**Direction**
Faithfully return all lines, omitting every embedded picture.

**Dataset records**
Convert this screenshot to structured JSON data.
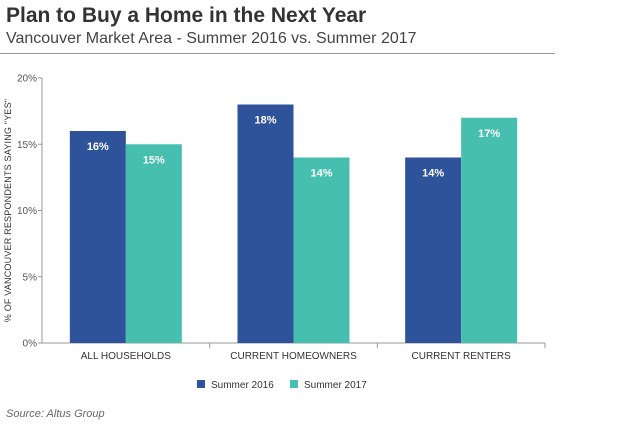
{
  "chart_data": {
    "type": "bar",
    "title": "Plan to Buy a Home in the Next Year",
    "subtitle": "Vancouver Market Area - Summer 2016 vs. Summer 2017",
    "ylabel": "% OF VANCOUVER RESPONDENTS SAYING \"YES\"",
    "xlabel": "",
    "categories": [
      "ALL HOUSEHOLDS",
      "CURRENT HOMEOWNERS",
      "CURRENT RENTERS"
    ],
    "series": [
      {
        "name": "Summer 2016",
        "values": [
          16,
          18,
          14
        ],
        "labels": [
          "16%",
          "18%",
          "14%"
        ],
        "color": "#2e539b"
      },
      {
        "name": "Summer 2017",
        "values": [
          15,
          14,
          17
        ],
        "labels": [
          "15%",
          "14%",
          "17%"
        ],
        "color": "#47bfb0"
      }
    ],
    "ylim": [
      0,
      20
    ],
    "yticks": [
      0,
      5,
      10,
      15,
      20
    ],
    "ytick_labels": [
      "0%",
      "5%",
      "10%",
      "15%",
      "20%"
    ],
    "grid": false,
    "legend_position": "bottom-center",
    "source": "Source: Altus Group"
  }
}
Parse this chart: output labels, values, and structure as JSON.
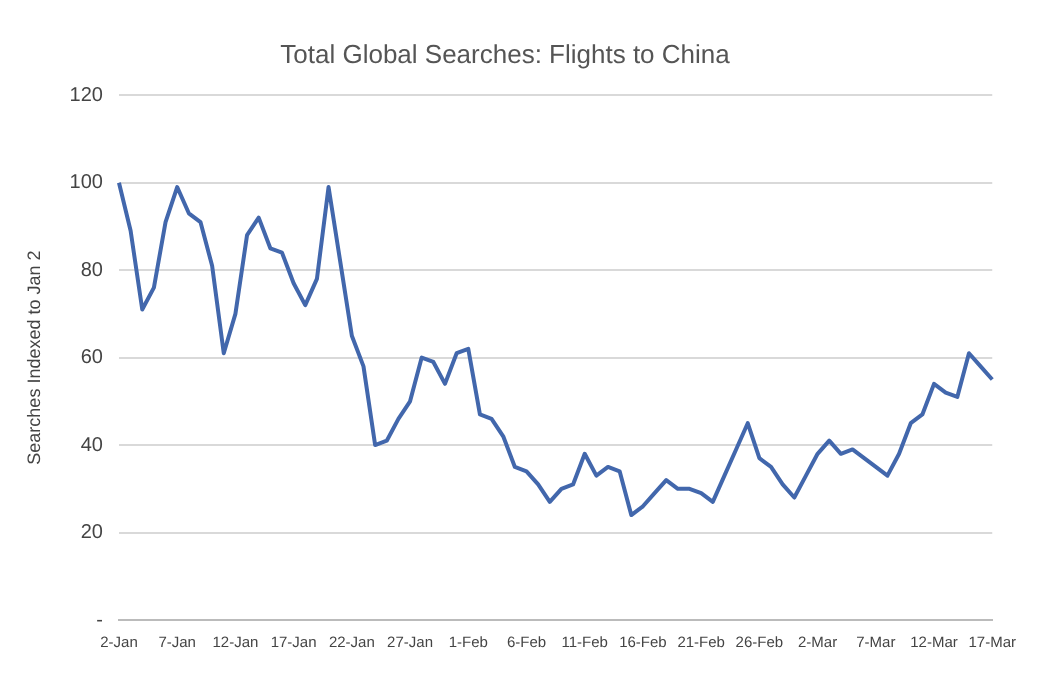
{
  "chart_data": {
    "type": "line",
    "title": "Total Global Searches: Flights to China",
    "ylabel": "Searches Indexed to Jan 2",
    "categories": [
      "2-Jan",
      null,
      null,
      null,
      null,
      "7-Jan",
      null,
      null,
      null,
      null,
      "12-Jan",
      null,
      null,
      null,
      null,
      "17-Jan",
      null,
      null,
      null,
      null,
      "22-Jan",
      null,
      null,
      null,
      null,
      "27-Jan",
      null,
      null,
      null,
      null,
      "1-Feb",
      null,
      null,
      null,
      null,
      "6-Feb",
      null,
      null,
      null,
      null,
      "11-Feb",
      null,
      null,
      null,
      null,
      "16-Feb",
      null,
      null,
      null,
      null,
      "21-Feb",
      null,
      null,
      null,
      null,
      "26-Feb",
      null,
      null,
      null,
      null,
      "2-Mar",
      null,
      null,
      null,
      null,
      "7-Mar",
      null,
      null,
      null,
      null,
      "12-Mar",
      null,
      null,
      null,
      null,
      "17-Mar"
    ],
    "series": [
      {
        "color": "#4267ac",
        "values": [
          100,
          89,
          71,
          76,
          91,
          99,
          93,
          91,
          81,
          61,
          70,
          88,
          92,
          85,
          84,
          77,
          72,
          78,
          99,
          82,
          65,
          58,
          40,
          41,
          46,
          50,
          60,
          59,
          54,
          61,
          62,
          47,
          46,
          42,
          35,
          34,
          31,
          27,
          30,
          31,
          38,
          33,
          35,
          34,
          24,
          26,
          29,
          32,
          30,
          30,
          29,
          27,
          33,
          39,
          45,
          37,
          35,
          31,
          28,
          33,
          38,
          41,
          38,
          39,
          37,
          35,
          33,
          38,
          45,
          47,
          54,
          52,
          51,
          61,
          58,
          55
        ]
      }
    ],
    "ylim": [
      0,
      120
    ],
    "yticks": [
      {
        "value": 0,
        "label": "-"
      },
      20,
      40,
      60,
      80,
      100,
      120
    ],
    "grid": "y",
    "legend": false,
    "marker": "none",
    "line_style": "solid"
  }
}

**Output of the task**
Convert this screenshot to structured JSON data.
{
  "chart_data": {
    "type": "bar",
    "title": "Plan to Buy a Home in the Next Year",
    "subtitle": "Vancouver Market Area - Summer 2016 vs. Summer 2017",
    "ylabel": "% OF VANCOUVER RESPONDENTS SAYING \"YES\"",
    "xlabel": "",
    "categories": [
      "ALL HOUSEHOLDS",
      "CURRENT HOMEOWNERS",
      "CURRENT RENTERS"
    ],
    "series": [
      {
        "name": "Summer 2016",
        "values": [
          16,
          18,
          14
        ],
        "labels": [
          "16%",
          "18%",
          "14%"
        ],
        "color": "#2e539b"
      },
      {
        "name": "Summer 2017",
        "values": [
          15,
          14,
          17
        ],
        "labels": [
          "15%",
          "14%",
          "17%"
        ],
        "color": "#47bfb0"
      }
    ],
    "ylim": [
      0,
      20
    ],
    "yticks": [
      0,
      5,
      10,
      15,
      20
    ],
    "ytick_labels": [
      "0%",
      "5%",
      "10%",
      "15%",
      "20%"
    ],
    "grid": false,
    "legend_position": "bottom-center",
    "source": "Source: Altus Group"
  }
}
Parse this chart: output labels, values, and structure as JSON.
{
  "chart_data": {
    "type": "line",
    "title": "Total Global Searches: Flights to China",
    "ylabel": "Searches Indexed to Jan 2",
    "categories": [
      "2-Jan",
      null,
      null,
      null,
      null,
      "7-Jan",
      null,
      null,
      null,
      null,
      "12-Jan",
      null,
      null,
      null,
      null,
      "17-Jan",
      null,
      null,
      null,
      null,
      "22-Jan",
      null,
      null,
      null,
      null,
      "27-Jan",
      null,
      null,
      null,
      null,
      "1-Feb",
      null,
      null,
      null,
      null,
      "6-Feb",
      null,
      null,
      null,
      null,
      "11-Feb",
      null,
      null,
      null,
      null,
      "16-Feb",
      null,
      null,
      null,
      null,
      "21-Feb",
      null,
      null,
      null,
      null,
      "26-Feb",
      null,
      null,
      null,
      null,
      "2-Mar",
      null,
      null,
      null,
      null,
      "7-Mar",
      null,
      null,
      null,
      null,
      "12-Mar",
      null,
      null,
      null,
      null,
      "17-Mar"
    ],
    "series": [
      {
        "color": "#4267ac",
        "values": [
          100,
          89,
          71,
          76,
          91,
          99,
          93,
          91,
          81,
          61,
          70,
          88,
          92,
          85,
          84,
          77,
          72,
          78,
          99,
          82,
          65,
          58,
          40,
          41,
          46,
          50,
          60,
          59,
          54,
          61,
          62,
          47,
          46,
          42,
          35,
          34,
          31,
          27,
          30,
          31,
          38,
          33,
          35,
          34,
          24,
          26,
          29,
          32,
          30,
          30,
          29,
          27,
          33,
          39,
          45,
          37,
          35,
          31,
          28,
          33,
          38,
          41,
          38,
          39,
          37,
          35,
          33,
          38,
          45,
          47,
          54,
          52,
          51,
          61,
          58,
          55
        ]
      }
    ],
    "ylim": [
      0,
      120
    ],
    "yticks": [
      {
        "value": 0,
        "label": "-"
      },
      20,
      40,
      60,
      80,
      100,
      120
    ],
    "grid": "y",
    "legend": false,
    "marker": "none",
    "line_style": "solid"
  }
}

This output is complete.